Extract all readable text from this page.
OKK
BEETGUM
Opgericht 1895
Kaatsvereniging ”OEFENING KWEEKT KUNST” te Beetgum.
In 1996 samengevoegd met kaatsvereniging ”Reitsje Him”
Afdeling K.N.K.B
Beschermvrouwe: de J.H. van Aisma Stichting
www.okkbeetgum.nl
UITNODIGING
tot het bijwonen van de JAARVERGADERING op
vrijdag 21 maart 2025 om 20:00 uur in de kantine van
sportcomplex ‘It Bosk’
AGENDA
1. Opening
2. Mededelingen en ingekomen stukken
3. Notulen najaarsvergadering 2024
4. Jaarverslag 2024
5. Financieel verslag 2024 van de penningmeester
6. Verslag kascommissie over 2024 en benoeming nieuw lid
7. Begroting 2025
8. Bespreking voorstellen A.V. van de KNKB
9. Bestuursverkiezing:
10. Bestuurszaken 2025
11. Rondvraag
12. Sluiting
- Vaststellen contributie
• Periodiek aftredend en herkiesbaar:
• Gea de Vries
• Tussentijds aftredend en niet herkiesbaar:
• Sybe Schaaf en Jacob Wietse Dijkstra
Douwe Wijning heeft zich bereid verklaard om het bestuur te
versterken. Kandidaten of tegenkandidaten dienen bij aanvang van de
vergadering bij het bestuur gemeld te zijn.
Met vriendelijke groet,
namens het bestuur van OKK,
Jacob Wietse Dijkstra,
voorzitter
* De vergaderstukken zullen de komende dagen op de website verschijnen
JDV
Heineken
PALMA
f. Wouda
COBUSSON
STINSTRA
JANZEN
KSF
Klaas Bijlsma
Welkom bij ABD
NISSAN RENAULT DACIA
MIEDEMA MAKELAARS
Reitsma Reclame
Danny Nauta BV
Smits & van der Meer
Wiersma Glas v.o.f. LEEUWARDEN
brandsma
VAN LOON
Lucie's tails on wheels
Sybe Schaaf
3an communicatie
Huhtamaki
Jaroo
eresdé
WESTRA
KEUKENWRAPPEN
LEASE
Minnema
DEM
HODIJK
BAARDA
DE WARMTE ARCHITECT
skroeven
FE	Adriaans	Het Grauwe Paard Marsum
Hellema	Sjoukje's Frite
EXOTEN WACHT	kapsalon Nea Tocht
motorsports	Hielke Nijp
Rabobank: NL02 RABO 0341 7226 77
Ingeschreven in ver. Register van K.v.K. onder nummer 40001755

........

- **TO BE DONE**
Extract the full listing above without alteration.

- **IN RESPONSE**
Extract all readable text from this page.
OKK
BEETGUM
Opgericht 1895
Kaatsvereniging ”OEFENING KWEEKT KUNST” te Beetgum.
In 1996 samengevoegd met kaatsvereniging ”Reitsje Him”
Afdeling K.N.K.B
Beschermvrouwe: de J.H. van Aisma Stichting
www.okkbeetgum.nl
UITNODIGING
tot het bijwonen van de JAARVERGADERING op
vrijdag 21 maart 2025 om 20:00 uur in de kantine van
sportcomplex ‘It Bosk’
AGENDA
1. Opening
2. Mededelingen en ingekomen stukken
3. Notulen najaarsvergadering 2024
4. Jaarverslag 2024
5. Financieel verslag 2024 van de penningmeester
6. Verslag kascommissie over 2024 en benoeming nieuw lid
7. Begroting 2025
8. Bespreking voorstellen A.V. van de KNKB
9. Bestuursverkiezing:
10. Bestuurszaken 2025
11. Rondvraag
12. Sluiting
- Vaststellen contributie
• Periodiek aftredend en herkiesbaar:
• Gea de Vries
• Tussentijds aftredend en niet herkiesbaar:
• Sybe Schaaf en Jacob Wietse Dijkstra
Douwe Wijning heeft zich bereid verklaard om het bestuur te
versterken. Kandidaten of tegenkandidaten dienen bij aanvang van de
vergadering bij het bestuur gemeld te zijn.
Met vriendelijke groet,
namens het bestuur van OKK,
Jacob Wietse Dijkstra,
voorzitter
* De vergaderstukken zullen de komende dagen op de website verschijnen
JDV
Heineken
PALMA
f. Wouda
COBUSSON
STINSTRA
JANZEN
KSF
Klaas Bijlsma
Welkom bij ABD
NISSAN RENAULT DACIA
MIEDEMA MAKELAARS
Reitsma Reclame
Danny Nauta BV
Smits & van der Meer
Wiersma Glas v.o.f. LEEUWARDEN
brandsma
VAN LOON
Lucie's tails on wheels
Sybe Schaaf
3an communicatie
Huhtamaki
Jaroo
eresdé
WESTRA
KEUKENWRAPPEN
LEASE
Minnema
DEM
HODIJK
BAARDA
DE WARMTE ARCHITECT
skroeven
FE	Adriaans	Het Grauwe Paard Marsum
Hellema	Sjoukje's Frite
EXOTEN WACHT	kapsalon Nea Tocht
motorsports	Hielke Nijp
Rabobank: NL02 RABO 0341 7226 77
Ingeschreven in ver. Register van K.v.K. onder nummer 40001755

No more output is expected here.